(Stored items from a collection)
=-=-=
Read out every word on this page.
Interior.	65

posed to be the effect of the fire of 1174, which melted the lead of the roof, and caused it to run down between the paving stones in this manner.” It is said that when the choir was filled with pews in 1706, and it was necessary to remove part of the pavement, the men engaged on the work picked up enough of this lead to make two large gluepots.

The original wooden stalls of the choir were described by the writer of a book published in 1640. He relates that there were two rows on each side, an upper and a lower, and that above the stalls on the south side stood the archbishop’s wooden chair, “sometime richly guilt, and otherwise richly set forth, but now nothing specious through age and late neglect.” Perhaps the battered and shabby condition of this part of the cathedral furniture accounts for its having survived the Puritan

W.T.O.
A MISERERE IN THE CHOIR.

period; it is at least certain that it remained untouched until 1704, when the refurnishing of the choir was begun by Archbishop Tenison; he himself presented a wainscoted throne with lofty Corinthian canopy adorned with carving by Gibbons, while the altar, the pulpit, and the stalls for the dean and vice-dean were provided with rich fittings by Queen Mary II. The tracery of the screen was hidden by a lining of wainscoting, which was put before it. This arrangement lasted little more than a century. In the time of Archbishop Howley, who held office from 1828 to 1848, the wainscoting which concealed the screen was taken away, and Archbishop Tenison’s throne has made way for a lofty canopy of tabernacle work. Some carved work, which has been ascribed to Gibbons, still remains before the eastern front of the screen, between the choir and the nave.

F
=-=-=
Send back every record, precisely as written.

### Final result
Read out every word on this page.
Interior.	65

posed to be the effect of the fire of 1174, which melted the lead of the roof, and caused it to run down between the paving stones in this manner.” It is said that when the choir was filled with pews in 1706, and it was necessary to remove part of the pavement, the men engaged on the work picked up enough of this lead to make two large gluepots.

The original wooden stalls of the choir were described by the writer of a book published in 1640. He relates that there were two rows on each side, an upper and a lower, and that above the stalls on the south side stood the archbishop’s wooden chair, “sometime richly guilt, and otherwise richly set forth, but now nothing specious through age and late neglect.” Perhaps the battered and shabby condition of this part of the cathedral furniture accounts for its having survived the Puritan

W.T.O.
A MISERERE IN THE CHOIR.

period; it is at least certain that it remained untouched until 1704, when the refurnishing of the choir was begun by Archbishop Tenison; he himself presented a wainscoted throne with lofty Corinthian canopy adorned with carving by Gibbons, while the altar, the pulpit, and the stalls for the dean and vice-dean were provided with rich fittings by Queen Mary II. The tracery of the screen was hidden by a lining of wainscoting, which was put before it. This arrangement lasted little more than a century. In the time of Archbishop Howley, who held office from 1828 to 1848, the wainscoting which concealed the screen was taken away, and Archbishop Tenison’s throne has made way for a lofty canopy of tabernacle work. Some carved work, which has been ascribed to Gibbons, still remains before the eastern front of the screen, between the choir and the nave.

F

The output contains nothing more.